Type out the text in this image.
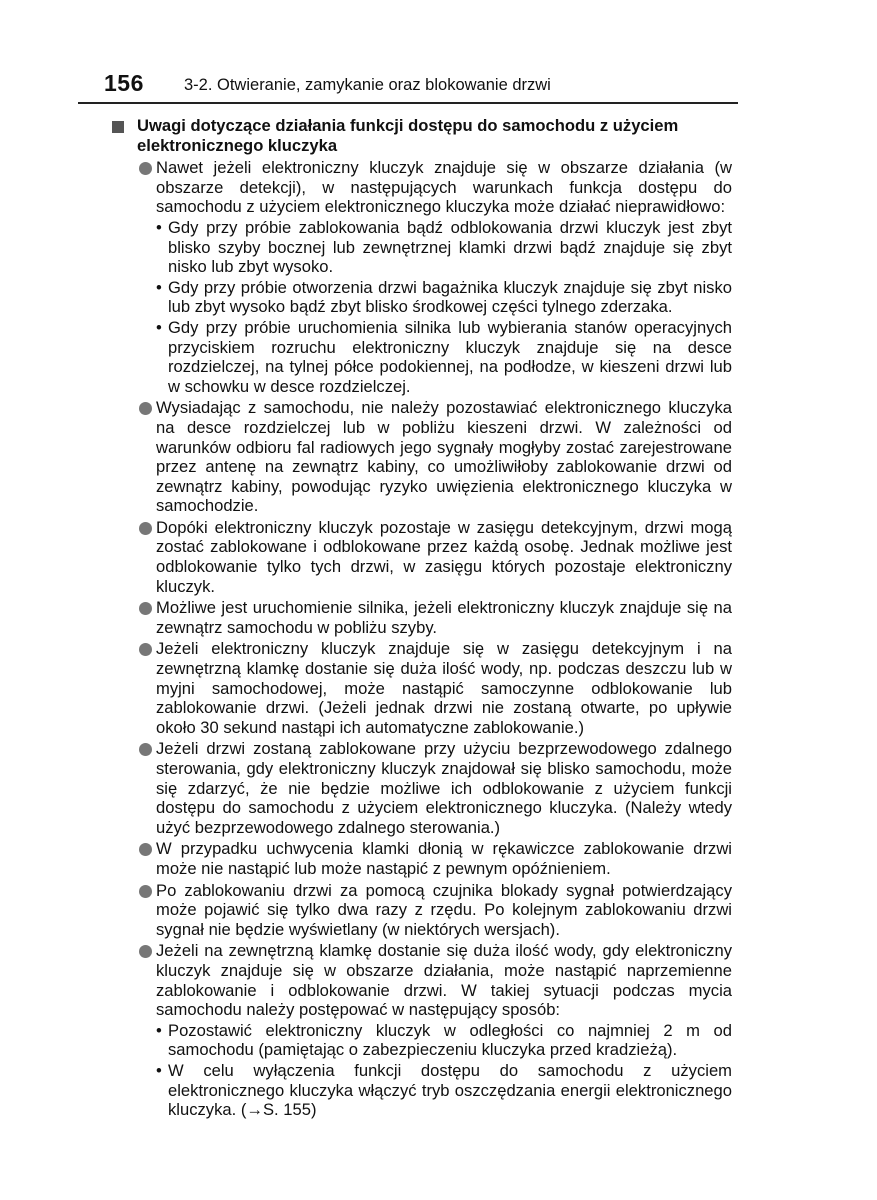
156 3-2. Otwieranie, zamykanie oraz blokowanie drzwi
Uwagi dotyczące działania funkcji dostępu do samochodu z użyciem elektronicznego kluczyka

Nawet jeżeli elektroniczny kluczyk znajduje się w obszarze działania (w obszarze detekcji), w następujących warunkach funkcja dostępu do samochodu z użyciem elektronicznego kluczyka może działać nieprawidłowo:

• Gdy przy próbie zablokowania bądź odblokowania drzwi kluczyk jest zbyt blisko szyby bocznej lub zewnętrznej klamki drzwi bądź znajduje się zbyt nisko lub zbyt wysoko.
• Gdy przy próbie otworzenia drzwi bagażnika kluczyk znajduje się zbyt nisko lub zbyt wysoko bądź zbyt blisko środkowej części tylnego zderzaka.
• Gdy przy próbie uruchomienia silnika lub wybierania stanów operacyjnych przyciskiem rozruchu elektroniczny kluczyk znajduje się na desce rozdzielczej, na tylnej półce podokiennej, na podłodze, w kieszeni drzwi lub w schowku w desce rozdzielczej.

Wysiadając z samochodu, nie należy pozostawiać elektronicznego kluczyka na desce rozdzielczej lub w pobliżu kieszeni drzwi. W zależności od warunków odbioru fal radiowych jego sygnały mogłyby zostać zarejestrowane przez antenę na zewnątrz kabiny, co umożliwiłoby zablokowanie drzwi od zewnątrz kabiny, powodując ryzyko uwięzienia elektronicznego kluczyka w samochodzie.

Dopóki elektroniczny kluczyk pozostaje w zasięgu detekcyjnym, drzwi mogą zostać zablokowane i odblokowane przez każdą osobę. Jednak możliwe jest odblokowanie tylko tych drzwi, w zasięgu których pozostaje elektroniczny kluczyk.

Możliwe jest uruchomienie silnika, jeżeli elektroniczny kluczyk znajduje się na zewnątrz samochodu w pobliżu szyby.

Jeżeli elektroniczny kluczyk znajduje się w zasięgu detekcyjnym i na zewnętrzną klamkę dostanie się duża ilość wody, np. podczas deszczu lub w myjni samochodowej, może nastąpić samoczynne odblokowanie lub zablokowanie drzwi. (Jeżeli jednak drzwi nie zostaną otwarte, po upływie około 30 sekund nastąpi ich automatyczne zablokowanie.)

Jeżeli drzwi zostaną zablokowane przy użyciu bezprzewodowego zdalnego sterowania, gdy elektroniczny kluczyk znajdował się blisko samochodu, może się zdarzyć, że nie będzie możliwe ich odblokowanie z użyciem funkcji dostępu do samochodu z użyciem elektronicznego kluczyka. (Należy wtedy użyć bezprzewodowego zdalnego sterowania.)

W przypadku uchwycenia klamki dłonią w rękawiczce zablokowanie drzwi może nie nastąpić lub może nastąpić z pewnym opóźnieniem.

Po zablokowaniu drzwi za pomocą czujnika blokady sygnał potwierdzający może pojawić się tylko dwa razy z rzędu. Po kolejnym zablokowaniu drzwi sygnał nie będzie wyświetlany (w niektórych wersjach).

Jeżeli na zewnętrzną klamkę dostanie się duża ilość wody, gdy elektroniczny kluczyk znajduje się w obszarze działania, może nastąpić naprzemienne zablokowanie i odblokowanie drzwi. W takiej sytuacji podczas mycia samochodu należy postępować w następujący sposób:

• Pozostawić elektroniczny kluczyk w odległości co najmniej 2 m od samochodu (pamiętając o zabezpieczeniu kluczyka przed kradzieżą).
• W celu wyłączenia funkcji dostępu do samochodu z użyciem elektronicznego kluczyka włączyć tryb oszczędzania energii elektronicznego kluczyka. (→S. 155)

§ **PROBLEM REQUIREMENTS**: Repeat the material above in full and exactly, apart from the pictures.

§ **FINISHED ANSWER**:
Type out the text in this image.
156 3-2. Otwieranie, zamykanie oraz blokowanie drzwi
Uwagi dotyczące działania funkcji dostępu do samochodu z użyciem elektronicznego kluczyka

Nawet jeżeli elektroniczny kluczyk znajduje się w obszarze działania (w obszarze detekcji), w następujących warunkach funkcja dostępu do samochodu z użyciem elektronicznego kluczyka może działać nieprawidłowo:

• Gdy przy próbie zablokowania bądź odblokowania drzwi kluczyk jest zbyt blisko szyby bocznej lub zewnętrznej klamki drzwi bądź znajduje się zbyt nisko lub zbyt wysoko.
• Gdy przy próbie otworzenia drzwi bagażnika kluczyk znajduje się zbyt nisko lub zbyt wysoko bądź zbyt blisko środkowej części tylnego zderzaka.
• Gdy przy próbie uruchomienia silnika lub wybierania stanów operacyjnych przyciskiem rozruchu elektroniczny kluczyk znajduje się na desce rozdzielczej, na tylnej półce podokiennej, na podłodze, w kieszeni drzwi lub w schowku w desce rozdzielczej.

Wysiadając z samochodu, nie należy pozostawiać elektronicznego kluczyka na desce rozdzielczej lub w pobliżu kieszeni drzwi. W zależności od warunków odbioru fal radiowych jego sygnały mogłyby zostać zarejestrowane przez antenę na zewnątrz kabiny, co umożliwiłoby zablokowanie drzwi od zewnątrz kabiny, powodując ryzyko uwięzienia elektronicznego kluczyka w samochodzie.

Dopóki elektroniczny kluczyk pozostaje w zasięgu detekcyjnym, drzwi mogą zostać zablokowane i odblokowane przez każdą osobę. Jednak możliwe jest odblokowanie tylko tych drzwi, w zasięgu których pozostaje elektroniczny kluczyk.

Możliwe jest uruchomienie silnika, jeżeli elektroniczny kluczyk znajduje się na zewnątrz samochodu w pobliżu szyby.

Jeżeli elektroniczny kluczyk znajduje się w zasięgu detekcyjnym i na zewnętrzną klamkę dostanie się duża ilość wody, np. podczas deszczu lub w myjni samochodowej, może nastąpić samoczynne odblokowanie lub zablokowanie drzwi. (Jeżeli jednak drzwi nie zostaną otwarte, po upływie około 30 sekund nastąpi ich automatyczne zablokowanie.)

Jeżeli drzwi zostaną zablokowane przy użyciu bezprzewodowego zdalnego sterowania, gdy elektroniczny kluczyk znajdował się blisko samochodu, może się zdarzyć, że nie będzie możliwe ich odblokowanie z użyciem funkcji dostępu do samochodu z użyciem elektronicznego kluczyka. (Należy wtedy użyć bezprzewodowego zdalnego sterowania.)

W przypadku uchwycenia klamki dłonią w rękawiczce zablokowanie drzwi może nie nastąpić lub może nastąpić z pewnym opóźnieniem.

Po zablokowaniu drzwi za pomocą czujnika blokady sygnał potwierdzający może pojawić się tylko dwa razy z rzędu. Po kolejnym zablokowaniu drzwi sygnał nie będzie wyświetlany (w niektórych wersjach).

Jeżeli na zewnętrzną klamkę dostanie się duża ilość wody, gdy elektroniczny kluczyk znajduje się w obszarze działania, może nastąpić naprzemienne zablokowanie i odblokowanie drzwi. W takiej sytuacji podczas mycia samochodu należy postępować w następujący sposób:

• Pozostawić elektroniczny kluczyk w odległości co najmniej 2 m od samochodu (pamiętając o zabezpieczeniu kluczyka przed kradzieżą).
• W celu wyłączenia funkcji dostępu do samochodu z użyciem elektronicznego kluczyka włączyć tryb oszczędzania energii elektronicznego kluczyka. (→S. 155)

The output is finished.